## start

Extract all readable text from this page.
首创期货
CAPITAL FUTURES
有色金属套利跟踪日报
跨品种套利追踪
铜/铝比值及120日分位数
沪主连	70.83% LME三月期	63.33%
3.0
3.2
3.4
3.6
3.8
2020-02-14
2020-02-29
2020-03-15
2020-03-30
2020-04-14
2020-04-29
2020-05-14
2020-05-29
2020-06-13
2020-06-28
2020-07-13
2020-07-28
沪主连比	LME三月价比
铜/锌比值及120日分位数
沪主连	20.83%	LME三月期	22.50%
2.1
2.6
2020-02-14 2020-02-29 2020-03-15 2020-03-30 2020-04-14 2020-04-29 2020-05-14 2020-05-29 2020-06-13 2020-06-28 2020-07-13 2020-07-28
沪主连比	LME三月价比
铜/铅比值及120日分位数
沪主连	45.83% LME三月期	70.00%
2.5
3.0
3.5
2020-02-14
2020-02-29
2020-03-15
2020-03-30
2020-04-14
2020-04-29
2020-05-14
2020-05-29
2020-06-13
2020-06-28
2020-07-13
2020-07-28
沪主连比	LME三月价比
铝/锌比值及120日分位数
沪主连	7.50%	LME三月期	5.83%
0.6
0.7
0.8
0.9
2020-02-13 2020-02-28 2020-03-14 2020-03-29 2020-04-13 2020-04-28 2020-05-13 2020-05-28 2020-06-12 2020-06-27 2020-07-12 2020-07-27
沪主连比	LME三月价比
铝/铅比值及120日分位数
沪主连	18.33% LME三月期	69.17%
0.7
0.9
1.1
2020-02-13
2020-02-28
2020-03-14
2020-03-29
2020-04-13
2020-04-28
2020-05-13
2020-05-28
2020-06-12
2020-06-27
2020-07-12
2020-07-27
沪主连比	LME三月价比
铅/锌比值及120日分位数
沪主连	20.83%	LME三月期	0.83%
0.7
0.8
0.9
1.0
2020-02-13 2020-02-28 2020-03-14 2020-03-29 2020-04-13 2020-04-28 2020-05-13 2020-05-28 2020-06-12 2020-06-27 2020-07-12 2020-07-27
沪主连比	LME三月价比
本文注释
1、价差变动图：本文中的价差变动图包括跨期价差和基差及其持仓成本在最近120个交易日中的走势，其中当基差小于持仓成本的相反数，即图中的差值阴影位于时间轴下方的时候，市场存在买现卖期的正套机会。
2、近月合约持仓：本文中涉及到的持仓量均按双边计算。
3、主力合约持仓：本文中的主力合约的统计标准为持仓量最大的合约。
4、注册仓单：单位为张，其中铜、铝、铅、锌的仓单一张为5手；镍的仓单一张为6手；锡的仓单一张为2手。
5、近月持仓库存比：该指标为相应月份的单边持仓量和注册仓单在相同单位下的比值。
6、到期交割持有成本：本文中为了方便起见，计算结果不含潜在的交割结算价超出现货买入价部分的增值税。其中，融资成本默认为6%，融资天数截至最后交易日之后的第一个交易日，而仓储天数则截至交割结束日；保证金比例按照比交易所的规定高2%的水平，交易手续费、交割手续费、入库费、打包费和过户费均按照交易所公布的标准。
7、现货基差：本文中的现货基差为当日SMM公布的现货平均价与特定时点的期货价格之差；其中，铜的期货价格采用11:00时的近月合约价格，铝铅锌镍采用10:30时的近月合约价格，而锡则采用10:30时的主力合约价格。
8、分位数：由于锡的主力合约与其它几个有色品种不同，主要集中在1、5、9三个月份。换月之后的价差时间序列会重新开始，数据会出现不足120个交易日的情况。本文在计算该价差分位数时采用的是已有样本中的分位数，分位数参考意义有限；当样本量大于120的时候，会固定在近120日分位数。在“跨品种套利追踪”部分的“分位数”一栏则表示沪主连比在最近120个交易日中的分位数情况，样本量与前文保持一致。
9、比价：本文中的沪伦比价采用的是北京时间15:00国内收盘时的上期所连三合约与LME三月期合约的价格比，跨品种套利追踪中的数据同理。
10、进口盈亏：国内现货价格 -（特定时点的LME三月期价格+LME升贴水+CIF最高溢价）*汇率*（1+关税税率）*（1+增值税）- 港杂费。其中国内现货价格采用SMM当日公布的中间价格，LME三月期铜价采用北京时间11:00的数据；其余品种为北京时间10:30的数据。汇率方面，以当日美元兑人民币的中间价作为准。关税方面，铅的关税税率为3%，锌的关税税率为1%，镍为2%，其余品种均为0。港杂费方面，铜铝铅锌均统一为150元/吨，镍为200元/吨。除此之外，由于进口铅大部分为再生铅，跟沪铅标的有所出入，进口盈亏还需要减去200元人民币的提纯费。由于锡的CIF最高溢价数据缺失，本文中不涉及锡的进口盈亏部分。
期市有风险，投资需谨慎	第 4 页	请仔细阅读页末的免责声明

## end

Repeat every entry word for word.

Extract all readable text from this page.
首创期货
CAPITAL FUTURES
有色金属套利跟踪日报
跨品种套利追踪
铜/铝比值及120日分位数
沪主连	70.83% LME三月期	63.33%
3.0
3.2
3.4
3.6
3.8
2020-02-14
2020-02-29
2020-03-15
2020-03-30
2020-04-14
2020-04-29
2020-05-14
2020-05-29
2020-06-13
2020-06-28
2020-07-13
2020-07-28
沪主连比	LME三月价比
铜/锌比值及120日分位数
沪主连	20.83%	LME三月期	22.50%
2.1
2.6
2020-02-14 2020-02-29 2020-03-15 2020-03-30 2020-04-14 2020-04-29 2020-05-14 2020-05-29 2020-06-13 2020-06-28 2020-07-13 2020-07-28
沪主连比	LME三月价比
铜/铅比值及120日分位数
沪主连	45.83% LME三月期	70.00%
2.5
3.0
3.5
2020-02-14
2020-02-29
2020-03-15
2020-03-30
2020-04-14
2020-04-29
2020-05-14
2020-05-29
2020-06-13
2020-06-28
2020-07-13
2020-07-28
沪主连比	LME三月价比
铝/锌比值及120日分位数
沪主连	7.50%	LME三月期	5.83%
0.6
0.7
0.8
0.9
2020-02-13 2020-02-28 2020-03-14 2020-03-29 2020-04-13 2020-04-28 2020-05-13 2020-05-28 2020-06-12 2020-06-27 2020-07-12 2020-07-27
沪主连比	LME三月价比
铝/铅比值及120日分位数
沪主连	18.33% LME三月期	69.17%
0.7
0.9
1.1
2020-02-13
2020-02-28
2020-03-14
2020-03-29
2020-04-13
2020-04-28
2020-05-13
2020-05-28
2020-06-12
2020-06-27
2020-07-12
2020-07-27
沪主连比	LME三月价比
铅/锌比值及120日分位数
沪主连	20.83%	LME三月期	0.83%
0.7
0.8
0.9
1.0
2020-02-13 2020-02-28 2020-03-14 2020-03-29 2020-04-13 2020-04-28 2020-05-13 2020-05-28 2020-06-12 2020-06-27 2020-07-12 2020-07-27
沪主连比	LME三月价比
本文注释
1、价差变动图：本文中的价差变动图包括跨期价差和基差及其持仓成本在最近120个交易日中的走势，其中当基差小于持仓成本的相反数，即图中的差值阴影位于时间轴下方的时候，市场存在买现卖期的正套机会。
2、近月合约持仓：本文中涉及到的持仓量均按双边计算。
3、主力合约持仓：本文中的主力合约的统计标准为持仓量最大的合约。
4、注册仓单：单位为张，其中铜、铝、铅、锌的仓单一张为5手；镍的仓单一张为6手；锡的仓单一张为2手。
5、近月持仓库存比：该指标为相应月份的单边持仓量和注册仓单在相同单位下的比值。
6、到期交割持有成本：本文中为了方便起见，计算结果不含潜在的交割结算价超出现货买入价部分的增值税。其中，融资成本默认为6%，融资天数截至最后交易日之后的第一个交易日，而仓储天数则截至交割结束日；保证金比例按照比交易所的规定高2%的水平，交易手续费、交割手续费、入库费、打包费和过户费均按照交易所公布的标准。
7、现货基差：本文中的现货基差为当日SMM公布的现货平均价与特定时点的期货价格之差；其中，铜的期货价格采用11:00时的近月合约价格，铝铅锌镍采用10:30时的近月合约价格，而锡则采用10:30时的主力合约价格。
8、分位数：由于锡的主力合约与其它几个有色品种不同，主要集中在1、5、9三个月份。换月之后的价差时间序列会重新开始，数据会出现不足120个交易日的情况。本文在计算该价差分位数时采用的是已有样本中的分位数，分位数参考意义有限；当样本量大于120的时候，会固定在近120日分位数。在“跨品种套利追踪”部分的“分位数”一栏则表示沪主连比在最近120个交易日中的分位数情况，样本量与前文保持一致。
9、比价：本文中的沪伦比价采用的是北京时间15:00国内收盘时的上期所连三合约与LME三月期合约的价格比，跨品种套利追踪中的数据同理。
10、进口盈亏：国内现货价格 -（特定时点的LME三月期价格+LME升贴水+CIF最高溢价）*汇率*（1+关税税率）*（1+增值税）- 港杂费。其中国内现货价格采用SMM当日公布的中间价格，LME三月期铜价采用北京时间11:00的数据；其余品种为北京时间10:30的数据。汇率方面，以当日美元兑人民币的中间价作为准。关税方面，铅的关税税率为3%，锌的关税税率为1%，镍为2%，其余品种均为0。港杂费方面，铜铝铅锌均统一为150元/吨，镍为200元/吨。除此之外，由于进口铅大部分为再生铅，跟沪铅标的有所出入，进口盈亏还需要减去200元人民币的提纯费。由于锡的CIF最高溢价数据缺失，本文中不涉及锡的进口盈亏部分。
期市有风险，投资需谨慎	第 4 页	请仔细阅读页末的免责声明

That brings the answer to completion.